WRITTEN INSTRUCTION:
Extract every line from the records below that contains the word "Fact".

[Data listing]
════════════════════

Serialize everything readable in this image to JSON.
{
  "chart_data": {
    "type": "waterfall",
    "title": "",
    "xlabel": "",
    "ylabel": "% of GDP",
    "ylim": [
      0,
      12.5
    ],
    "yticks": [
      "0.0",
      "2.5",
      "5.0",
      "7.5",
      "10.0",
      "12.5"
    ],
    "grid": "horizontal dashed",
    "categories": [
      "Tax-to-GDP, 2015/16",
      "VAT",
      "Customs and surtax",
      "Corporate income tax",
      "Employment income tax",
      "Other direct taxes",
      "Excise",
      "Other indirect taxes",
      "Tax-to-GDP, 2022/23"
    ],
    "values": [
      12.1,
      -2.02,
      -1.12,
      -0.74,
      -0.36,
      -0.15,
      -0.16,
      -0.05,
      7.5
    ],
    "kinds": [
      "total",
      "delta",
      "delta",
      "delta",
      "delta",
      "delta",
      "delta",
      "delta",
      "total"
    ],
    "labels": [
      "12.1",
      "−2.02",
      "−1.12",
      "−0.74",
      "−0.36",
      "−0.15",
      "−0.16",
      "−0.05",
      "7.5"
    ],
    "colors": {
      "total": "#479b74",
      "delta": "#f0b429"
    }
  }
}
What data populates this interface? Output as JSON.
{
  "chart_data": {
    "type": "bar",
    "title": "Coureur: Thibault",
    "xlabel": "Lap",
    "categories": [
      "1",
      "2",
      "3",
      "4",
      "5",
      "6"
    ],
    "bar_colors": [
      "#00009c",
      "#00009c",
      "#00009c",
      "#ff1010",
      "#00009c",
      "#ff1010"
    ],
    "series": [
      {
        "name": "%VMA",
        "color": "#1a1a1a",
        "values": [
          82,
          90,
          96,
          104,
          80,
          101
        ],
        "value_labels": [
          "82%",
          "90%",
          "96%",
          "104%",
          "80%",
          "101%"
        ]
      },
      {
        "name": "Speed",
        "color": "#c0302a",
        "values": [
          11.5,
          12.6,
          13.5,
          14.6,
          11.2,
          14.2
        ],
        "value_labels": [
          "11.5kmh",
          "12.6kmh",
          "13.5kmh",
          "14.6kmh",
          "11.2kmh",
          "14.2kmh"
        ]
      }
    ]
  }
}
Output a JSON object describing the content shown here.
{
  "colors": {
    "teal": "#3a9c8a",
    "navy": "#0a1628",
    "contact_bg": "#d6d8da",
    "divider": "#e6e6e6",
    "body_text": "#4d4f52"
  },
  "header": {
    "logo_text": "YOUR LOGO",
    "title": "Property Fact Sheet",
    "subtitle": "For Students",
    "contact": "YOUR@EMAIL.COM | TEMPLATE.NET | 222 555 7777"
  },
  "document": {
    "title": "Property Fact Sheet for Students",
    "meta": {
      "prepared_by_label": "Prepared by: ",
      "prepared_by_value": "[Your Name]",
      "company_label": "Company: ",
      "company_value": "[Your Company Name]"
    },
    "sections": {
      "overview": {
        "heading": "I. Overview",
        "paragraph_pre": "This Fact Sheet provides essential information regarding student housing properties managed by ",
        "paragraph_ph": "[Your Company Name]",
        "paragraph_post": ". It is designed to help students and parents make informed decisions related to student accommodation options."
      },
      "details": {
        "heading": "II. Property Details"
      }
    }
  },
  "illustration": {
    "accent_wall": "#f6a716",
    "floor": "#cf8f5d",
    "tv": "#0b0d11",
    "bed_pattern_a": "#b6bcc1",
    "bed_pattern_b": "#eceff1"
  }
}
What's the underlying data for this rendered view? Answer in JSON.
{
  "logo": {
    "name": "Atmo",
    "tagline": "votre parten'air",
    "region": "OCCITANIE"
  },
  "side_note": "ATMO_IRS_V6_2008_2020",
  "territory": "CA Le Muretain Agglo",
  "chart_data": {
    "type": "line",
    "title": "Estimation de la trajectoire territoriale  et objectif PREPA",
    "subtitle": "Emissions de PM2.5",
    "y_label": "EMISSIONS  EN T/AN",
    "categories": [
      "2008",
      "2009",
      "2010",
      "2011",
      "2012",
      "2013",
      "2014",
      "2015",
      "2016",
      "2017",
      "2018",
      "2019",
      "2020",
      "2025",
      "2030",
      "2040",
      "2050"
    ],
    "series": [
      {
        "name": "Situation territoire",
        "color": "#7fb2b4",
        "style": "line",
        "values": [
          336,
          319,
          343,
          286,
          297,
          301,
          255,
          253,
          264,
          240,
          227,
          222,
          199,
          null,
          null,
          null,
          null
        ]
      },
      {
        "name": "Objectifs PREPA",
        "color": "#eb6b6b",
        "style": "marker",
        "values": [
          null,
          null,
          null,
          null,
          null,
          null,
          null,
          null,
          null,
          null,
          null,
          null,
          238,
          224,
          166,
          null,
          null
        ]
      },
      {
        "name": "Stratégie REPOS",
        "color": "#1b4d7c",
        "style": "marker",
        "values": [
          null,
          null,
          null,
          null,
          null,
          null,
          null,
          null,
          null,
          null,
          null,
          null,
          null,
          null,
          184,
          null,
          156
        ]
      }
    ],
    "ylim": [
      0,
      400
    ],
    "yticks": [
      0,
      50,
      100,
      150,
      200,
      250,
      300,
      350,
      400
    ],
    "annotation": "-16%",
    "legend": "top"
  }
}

════════════════════

EXERCISE RESULT:
    "title": "Property Fact Sheet",
    "title": "Property Fact Sheet for Students",
        "paragraph_pre": "This Fact Sheet provides essential information regarding student housing properties managed by ",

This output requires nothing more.